◆ **Aim of the task**: Lines holding the string "الثورة" are the ones to copy; find them all in the data.
● ● ● ● ● ● ●
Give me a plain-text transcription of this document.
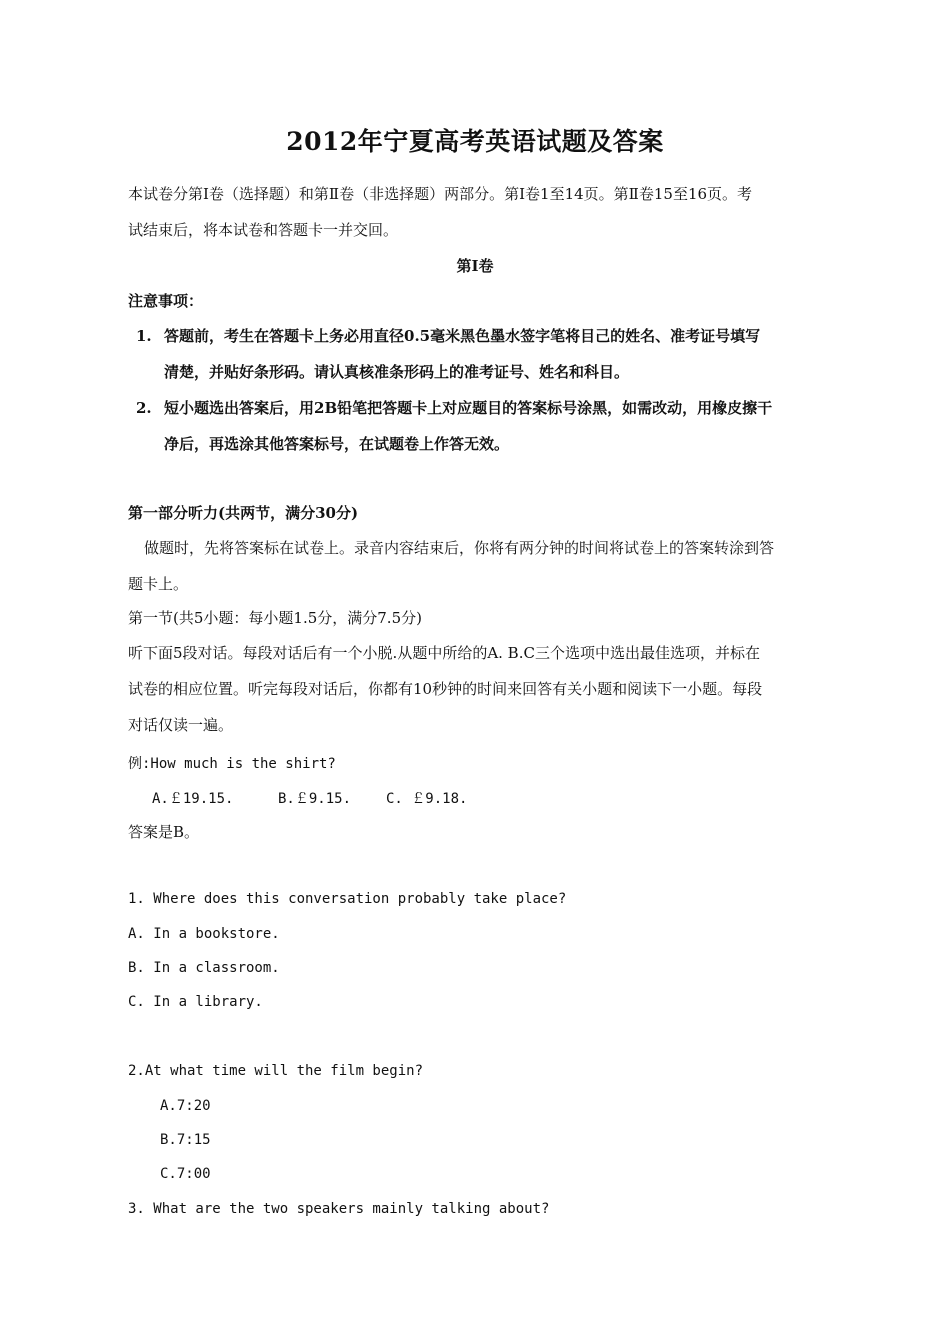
2012年宁夏高考英语试题及答案
本试卷分第Ⅰ卷（选择题）和第Ⅱ卷（非选择题）两部分。第Ⅰ卷1至14页。第Ⅱ卷15至16页。考
试结束后，将本试卷和答题卡一并交回。
第Ⅰ卷
注意事项：
1. 答题前，考生在答题卡上务必用直径0.5毫米黑色墨水签字笔将目己的姓名、准考证号填写
清楚，并贴好条形码。请认真核准条形码上的准考证号、姓名和科目。
2. 短小题选出答案后，用2B铅笔把答题卡上对应题目的答案标号涂黑，如需改动，用橡皮擦干
净后，再选涂其他答案标号，在试题卷上作答无效。
第一部分听力(共两节，满分30分)
做题时，先将答案标在试卷上。录音内容结束后，你将有两分钟的时间将试卷上的答案转涂到答
题卡上。
第一节(共5小题：每小题1.5分，满分7.5分)
听下面5段对话。每段对话后有一个小脱.从题中所给的A. B.C三个选项中选出最佳选项，并标在
试卷的相应位置。听完每段对话后，你都有10秒钟的时间来回答有关小题和阅读下一小题。每段
对话仅读一遍。
例:How much is the shirt?
A.￡19.15.	B.￡9.15. C. ￡9.18.
答案是B。
1. Where does this conversation probably take place?
A. In a bookstore.
B. In a classroom.
C. In a library.
2.At what time will the film begin?
A.7:20
B.7:15
C.7:00
3. What are the two speakers mainly talking about?
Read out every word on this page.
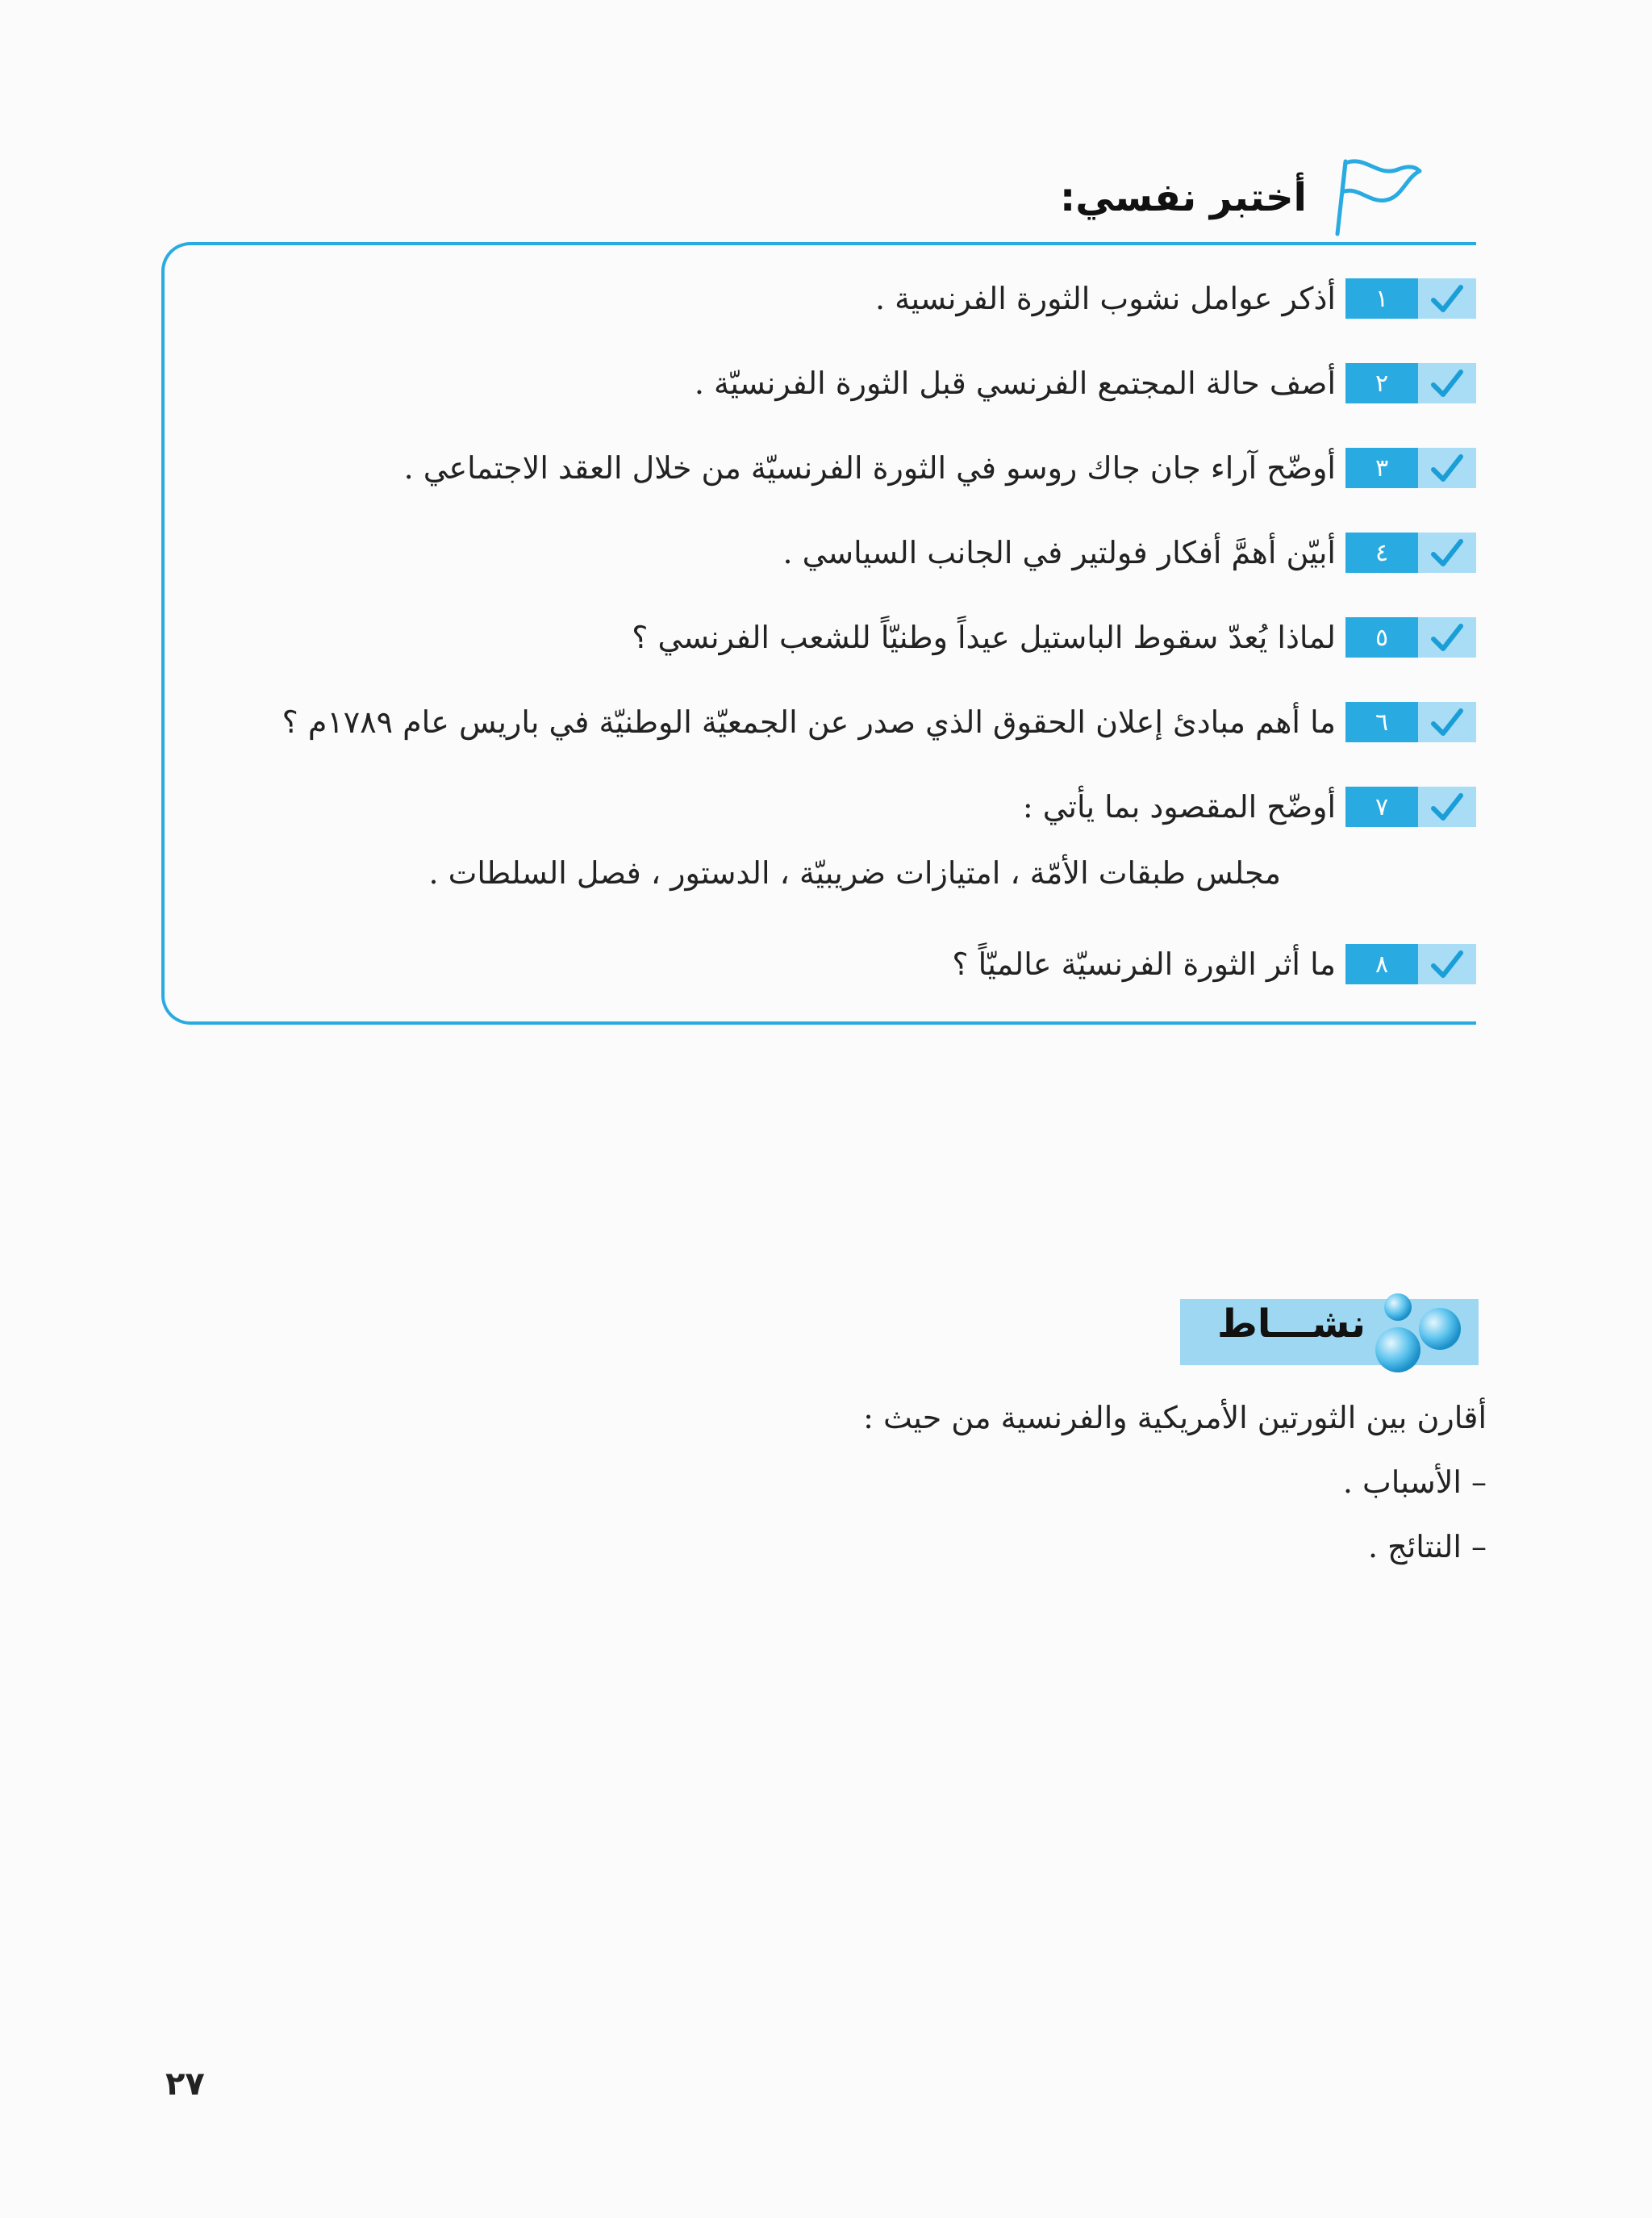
أختبر نفسي:
١
أذكر عوامل نشوب الثورة الفرنسية .
٢
أصف حالة المجتمع الفرنسي قبل الثورة الفرنسيّة .
٣
أوضّح آراء جان جاك روسو في الثورة الفرنسيّة من خلال العقد الاجتماعي .
٤
أبيّن أهمَّ أفكار فولتير في الجانب السياسي .
٥
لماذا يُعدّ سقوط الباستيل عيداً وطنيّاً للشعب الفرنسي ؟
٦
ما أهم مبادئ إعلان الحقوق الذي صدر عن الجمعيّة الوطنيّة في باريس عام ١٧٨٩م ؟
٧
أوضّح المقصود بما يأتي :
مجلس طبقات الأمّة ، امتيازات ضريبيّة ، الدستور ، فصل السلطات .
٨
ما أثر الثورة الفرنسيّة عالميّاً ؟
نشـــاط
أقارن بين الثورتين الأمريكية والفرنسية من حيث :
– الأسباب .
– النتائج .
٢٧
● ● ● ● ● ● ●
◆ **Result for this task**:
أذكر عوامل نشوب الثورة الفرنسية .
أصف حالة المجتمع الفرنسي قبل الثورة الفرنسيّة .
أوضّح آراء جان جاك روسو في الثورة الفرنسيّة من خلال العقد الاجتماعي .
ما أثر الثورة الفرنسيّة عالميّاً ؟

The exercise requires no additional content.